Input data:
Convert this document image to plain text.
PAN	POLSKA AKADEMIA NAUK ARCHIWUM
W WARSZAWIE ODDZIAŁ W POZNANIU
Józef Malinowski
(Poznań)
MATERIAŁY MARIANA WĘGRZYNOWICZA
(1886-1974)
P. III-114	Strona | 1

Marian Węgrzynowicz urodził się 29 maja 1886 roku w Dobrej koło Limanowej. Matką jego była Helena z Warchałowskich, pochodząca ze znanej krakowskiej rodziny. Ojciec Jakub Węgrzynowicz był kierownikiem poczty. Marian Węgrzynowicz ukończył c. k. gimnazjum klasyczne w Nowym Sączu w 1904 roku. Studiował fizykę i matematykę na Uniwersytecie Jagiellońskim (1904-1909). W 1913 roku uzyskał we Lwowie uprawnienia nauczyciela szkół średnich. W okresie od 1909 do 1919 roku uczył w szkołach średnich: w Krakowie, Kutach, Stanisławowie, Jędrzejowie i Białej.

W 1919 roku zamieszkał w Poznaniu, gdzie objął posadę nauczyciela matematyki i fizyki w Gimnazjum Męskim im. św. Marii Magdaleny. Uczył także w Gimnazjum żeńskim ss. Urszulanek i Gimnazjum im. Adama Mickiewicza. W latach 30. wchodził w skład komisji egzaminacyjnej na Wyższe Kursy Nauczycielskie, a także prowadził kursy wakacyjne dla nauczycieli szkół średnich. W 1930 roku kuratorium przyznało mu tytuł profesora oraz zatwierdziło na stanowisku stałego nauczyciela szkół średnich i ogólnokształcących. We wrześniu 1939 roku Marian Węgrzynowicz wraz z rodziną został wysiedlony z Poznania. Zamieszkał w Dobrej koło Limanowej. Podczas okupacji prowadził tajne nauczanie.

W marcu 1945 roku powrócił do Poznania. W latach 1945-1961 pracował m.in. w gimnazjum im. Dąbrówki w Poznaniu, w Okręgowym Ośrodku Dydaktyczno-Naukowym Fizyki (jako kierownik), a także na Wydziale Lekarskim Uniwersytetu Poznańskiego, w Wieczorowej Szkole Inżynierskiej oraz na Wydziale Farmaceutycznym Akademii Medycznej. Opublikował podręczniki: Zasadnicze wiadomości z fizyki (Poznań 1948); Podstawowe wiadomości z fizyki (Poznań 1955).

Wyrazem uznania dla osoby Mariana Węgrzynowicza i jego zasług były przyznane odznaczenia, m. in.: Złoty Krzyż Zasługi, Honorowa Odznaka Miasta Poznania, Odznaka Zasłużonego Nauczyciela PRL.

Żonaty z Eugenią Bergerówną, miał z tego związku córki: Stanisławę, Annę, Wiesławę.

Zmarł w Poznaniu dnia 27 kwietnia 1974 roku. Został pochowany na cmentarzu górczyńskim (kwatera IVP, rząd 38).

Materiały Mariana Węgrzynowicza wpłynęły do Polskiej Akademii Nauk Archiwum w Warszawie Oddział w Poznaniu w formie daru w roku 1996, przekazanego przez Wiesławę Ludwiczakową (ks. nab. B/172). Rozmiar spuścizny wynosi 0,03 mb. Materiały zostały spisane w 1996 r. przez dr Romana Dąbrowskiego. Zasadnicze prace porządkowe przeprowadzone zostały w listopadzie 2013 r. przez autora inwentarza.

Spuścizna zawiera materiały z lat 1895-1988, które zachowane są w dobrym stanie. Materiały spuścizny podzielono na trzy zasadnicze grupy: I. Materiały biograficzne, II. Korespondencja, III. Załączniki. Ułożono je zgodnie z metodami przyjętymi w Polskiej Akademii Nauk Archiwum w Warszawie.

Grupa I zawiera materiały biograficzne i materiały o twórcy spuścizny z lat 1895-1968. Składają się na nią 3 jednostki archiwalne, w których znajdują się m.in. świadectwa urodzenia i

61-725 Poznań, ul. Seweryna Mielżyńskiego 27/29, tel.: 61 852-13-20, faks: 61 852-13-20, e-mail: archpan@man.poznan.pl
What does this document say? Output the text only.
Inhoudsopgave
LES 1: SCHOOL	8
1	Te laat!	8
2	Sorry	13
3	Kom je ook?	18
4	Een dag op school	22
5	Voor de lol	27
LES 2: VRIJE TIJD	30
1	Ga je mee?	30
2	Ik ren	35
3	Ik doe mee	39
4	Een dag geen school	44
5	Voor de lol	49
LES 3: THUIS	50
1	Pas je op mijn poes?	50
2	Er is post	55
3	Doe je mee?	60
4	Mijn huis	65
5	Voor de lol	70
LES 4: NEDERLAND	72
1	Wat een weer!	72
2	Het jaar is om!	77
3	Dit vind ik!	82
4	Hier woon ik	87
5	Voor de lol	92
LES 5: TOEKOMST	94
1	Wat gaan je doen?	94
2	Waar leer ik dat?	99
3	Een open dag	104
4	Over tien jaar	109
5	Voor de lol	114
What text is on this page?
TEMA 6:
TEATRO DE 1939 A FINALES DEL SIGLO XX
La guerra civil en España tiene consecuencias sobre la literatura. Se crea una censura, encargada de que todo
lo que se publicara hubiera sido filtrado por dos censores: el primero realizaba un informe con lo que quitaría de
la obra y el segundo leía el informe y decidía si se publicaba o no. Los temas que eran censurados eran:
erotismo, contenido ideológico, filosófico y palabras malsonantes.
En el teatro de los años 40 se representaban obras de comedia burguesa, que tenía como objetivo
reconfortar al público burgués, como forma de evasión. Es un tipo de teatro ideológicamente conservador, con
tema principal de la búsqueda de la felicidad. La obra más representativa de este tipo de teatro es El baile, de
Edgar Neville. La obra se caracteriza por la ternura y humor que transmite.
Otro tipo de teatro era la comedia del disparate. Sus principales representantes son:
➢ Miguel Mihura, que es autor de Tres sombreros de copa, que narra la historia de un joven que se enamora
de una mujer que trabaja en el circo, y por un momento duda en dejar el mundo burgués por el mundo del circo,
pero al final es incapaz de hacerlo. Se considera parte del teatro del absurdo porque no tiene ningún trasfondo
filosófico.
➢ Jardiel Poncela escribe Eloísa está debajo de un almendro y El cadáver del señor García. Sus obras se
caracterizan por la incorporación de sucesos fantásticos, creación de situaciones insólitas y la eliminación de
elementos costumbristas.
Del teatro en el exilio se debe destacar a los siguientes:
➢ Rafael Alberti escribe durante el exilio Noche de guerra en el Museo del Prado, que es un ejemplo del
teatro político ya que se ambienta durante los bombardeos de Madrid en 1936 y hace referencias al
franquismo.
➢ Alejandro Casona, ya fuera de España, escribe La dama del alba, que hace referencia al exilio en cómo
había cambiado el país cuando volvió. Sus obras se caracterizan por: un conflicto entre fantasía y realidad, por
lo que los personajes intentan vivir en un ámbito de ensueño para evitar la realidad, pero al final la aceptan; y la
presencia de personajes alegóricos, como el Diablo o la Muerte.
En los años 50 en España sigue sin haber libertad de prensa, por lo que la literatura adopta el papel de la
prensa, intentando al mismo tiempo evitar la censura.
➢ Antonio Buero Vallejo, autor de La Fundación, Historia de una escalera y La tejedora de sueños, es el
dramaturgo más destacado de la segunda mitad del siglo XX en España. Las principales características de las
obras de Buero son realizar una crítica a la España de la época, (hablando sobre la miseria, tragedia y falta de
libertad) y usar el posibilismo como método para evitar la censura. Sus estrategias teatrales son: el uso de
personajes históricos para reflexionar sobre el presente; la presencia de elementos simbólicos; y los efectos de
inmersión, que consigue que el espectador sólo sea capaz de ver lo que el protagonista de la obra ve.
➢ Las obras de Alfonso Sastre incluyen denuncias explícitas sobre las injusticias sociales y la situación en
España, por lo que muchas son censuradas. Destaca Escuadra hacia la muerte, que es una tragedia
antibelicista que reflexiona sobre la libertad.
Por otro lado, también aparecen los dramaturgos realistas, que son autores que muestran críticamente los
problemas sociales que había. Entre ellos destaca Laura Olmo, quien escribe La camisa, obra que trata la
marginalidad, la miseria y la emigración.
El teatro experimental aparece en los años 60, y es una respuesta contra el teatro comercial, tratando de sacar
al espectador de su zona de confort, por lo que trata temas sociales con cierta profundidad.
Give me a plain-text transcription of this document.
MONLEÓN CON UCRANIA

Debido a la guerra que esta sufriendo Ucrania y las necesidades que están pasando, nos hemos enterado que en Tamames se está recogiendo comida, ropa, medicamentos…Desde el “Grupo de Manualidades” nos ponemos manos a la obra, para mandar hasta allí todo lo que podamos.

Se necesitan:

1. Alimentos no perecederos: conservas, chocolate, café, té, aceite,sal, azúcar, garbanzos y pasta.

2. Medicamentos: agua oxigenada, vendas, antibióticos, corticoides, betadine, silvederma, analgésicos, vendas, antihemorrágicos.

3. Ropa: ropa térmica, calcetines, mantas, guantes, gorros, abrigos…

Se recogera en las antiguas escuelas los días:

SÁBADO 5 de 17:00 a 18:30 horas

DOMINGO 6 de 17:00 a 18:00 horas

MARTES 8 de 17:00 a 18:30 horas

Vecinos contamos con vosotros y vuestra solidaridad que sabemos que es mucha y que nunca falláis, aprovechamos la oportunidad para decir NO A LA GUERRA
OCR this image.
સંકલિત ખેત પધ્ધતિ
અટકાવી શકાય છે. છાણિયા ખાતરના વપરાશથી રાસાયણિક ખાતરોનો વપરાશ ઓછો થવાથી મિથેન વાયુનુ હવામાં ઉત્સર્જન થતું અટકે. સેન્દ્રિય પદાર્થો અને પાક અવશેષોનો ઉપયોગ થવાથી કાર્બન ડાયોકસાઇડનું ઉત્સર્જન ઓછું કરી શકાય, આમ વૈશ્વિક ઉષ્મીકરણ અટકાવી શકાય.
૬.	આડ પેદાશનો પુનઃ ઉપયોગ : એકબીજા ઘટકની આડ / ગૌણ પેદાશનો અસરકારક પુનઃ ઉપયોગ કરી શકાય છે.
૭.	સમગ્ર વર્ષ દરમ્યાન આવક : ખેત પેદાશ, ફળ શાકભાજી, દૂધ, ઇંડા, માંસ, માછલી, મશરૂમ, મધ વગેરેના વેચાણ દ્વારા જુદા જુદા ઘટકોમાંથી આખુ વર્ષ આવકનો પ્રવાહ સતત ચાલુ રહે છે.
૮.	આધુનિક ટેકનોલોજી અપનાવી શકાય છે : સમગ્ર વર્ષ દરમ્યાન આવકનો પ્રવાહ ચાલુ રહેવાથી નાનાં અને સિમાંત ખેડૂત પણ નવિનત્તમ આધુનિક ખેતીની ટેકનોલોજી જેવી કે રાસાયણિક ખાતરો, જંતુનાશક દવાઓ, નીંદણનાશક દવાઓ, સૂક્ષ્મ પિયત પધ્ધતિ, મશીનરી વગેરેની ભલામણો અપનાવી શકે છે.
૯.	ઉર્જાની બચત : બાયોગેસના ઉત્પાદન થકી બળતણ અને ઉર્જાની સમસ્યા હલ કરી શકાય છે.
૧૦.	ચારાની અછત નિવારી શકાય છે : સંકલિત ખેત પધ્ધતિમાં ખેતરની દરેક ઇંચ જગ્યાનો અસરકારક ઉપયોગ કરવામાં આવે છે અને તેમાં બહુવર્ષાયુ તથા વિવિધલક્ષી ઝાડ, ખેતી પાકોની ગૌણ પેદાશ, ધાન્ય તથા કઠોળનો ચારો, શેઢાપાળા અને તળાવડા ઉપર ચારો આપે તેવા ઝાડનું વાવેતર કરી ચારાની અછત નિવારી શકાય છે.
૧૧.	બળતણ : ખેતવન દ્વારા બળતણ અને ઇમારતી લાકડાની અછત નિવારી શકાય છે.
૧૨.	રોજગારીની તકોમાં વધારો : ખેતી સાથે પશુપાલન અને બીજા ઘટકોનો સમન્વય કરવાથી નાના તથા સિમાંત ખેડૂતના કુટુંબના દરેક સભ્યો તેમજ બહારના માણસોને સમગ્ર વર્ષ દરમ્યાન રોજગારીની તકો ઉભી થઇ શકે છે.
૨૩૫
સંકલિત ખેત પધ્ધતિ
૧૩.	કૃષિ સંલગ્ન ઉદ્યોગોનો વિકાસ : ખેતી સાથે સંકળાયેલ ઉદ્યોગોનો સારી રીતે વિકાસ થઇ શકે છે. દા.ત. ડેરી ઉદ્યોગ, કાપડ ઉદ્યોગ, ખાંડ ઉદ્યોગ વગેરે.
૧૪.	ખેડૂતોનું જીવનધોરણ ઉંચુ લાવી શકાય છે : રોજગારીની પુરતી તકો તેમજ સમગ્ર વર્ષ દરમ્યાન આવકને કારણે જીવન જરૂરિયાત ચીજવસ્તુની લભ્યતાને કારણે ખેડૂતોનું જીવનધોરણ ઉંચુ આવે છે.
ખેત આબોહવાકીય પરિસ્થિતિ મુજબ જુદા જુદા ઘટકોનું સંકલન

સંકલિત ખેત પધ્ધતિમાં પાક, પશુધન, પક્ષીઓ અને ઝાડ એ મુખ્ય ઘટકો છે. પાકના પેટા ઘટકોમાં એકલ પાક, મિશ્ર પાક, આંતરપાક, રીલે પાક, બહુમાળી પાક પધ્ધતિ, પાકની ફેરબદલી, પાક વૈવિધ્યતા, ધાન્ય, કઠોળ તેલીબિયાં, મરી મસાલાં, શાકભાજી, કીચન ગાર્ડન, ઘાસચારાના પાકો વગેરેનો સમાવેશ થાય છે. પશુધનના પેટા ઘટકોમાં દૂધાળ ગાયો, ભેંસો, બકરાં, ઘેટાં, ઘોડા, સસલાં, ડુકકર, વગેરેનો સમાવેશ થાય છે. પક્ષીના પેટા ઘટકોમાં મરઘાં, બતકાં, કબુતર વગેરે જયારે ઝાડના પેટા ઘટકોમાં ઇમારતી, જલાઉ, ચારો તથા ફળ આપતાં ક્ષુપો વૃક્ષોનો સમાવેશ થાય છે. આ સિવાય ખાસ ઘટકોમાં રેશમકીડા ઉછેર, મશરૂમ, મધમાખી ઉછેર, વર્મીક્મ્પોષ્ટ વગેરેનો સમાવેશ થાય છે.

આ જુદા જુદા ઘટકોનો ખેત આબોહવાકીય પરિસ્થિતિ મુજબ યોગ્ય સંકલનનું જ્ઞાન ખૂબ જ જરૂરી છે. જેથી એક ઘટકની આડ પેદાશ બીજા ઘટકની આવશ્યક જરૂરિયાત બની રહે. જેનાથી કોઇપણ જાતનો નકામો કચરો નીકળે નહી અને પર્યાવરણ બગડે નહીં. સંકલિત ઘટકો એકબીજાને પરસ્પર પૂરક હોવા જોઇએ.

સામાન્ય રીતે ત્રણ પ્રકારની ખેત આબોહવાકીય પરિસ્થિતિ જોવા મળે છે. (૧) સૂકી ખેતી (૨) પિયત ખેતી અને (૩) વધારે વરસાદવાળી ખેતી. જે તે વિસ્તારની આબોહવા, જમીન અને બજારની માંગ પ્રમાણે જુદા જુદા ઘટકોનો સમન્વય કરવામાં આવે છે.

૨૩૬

Set problem: Whenever "text" turns up in a line, pick that line out.

Task answer:
Convert this document image to plain text.
What does this document say? Output the text only.
What text is on this page?
Give me a plain-text transcription of this document.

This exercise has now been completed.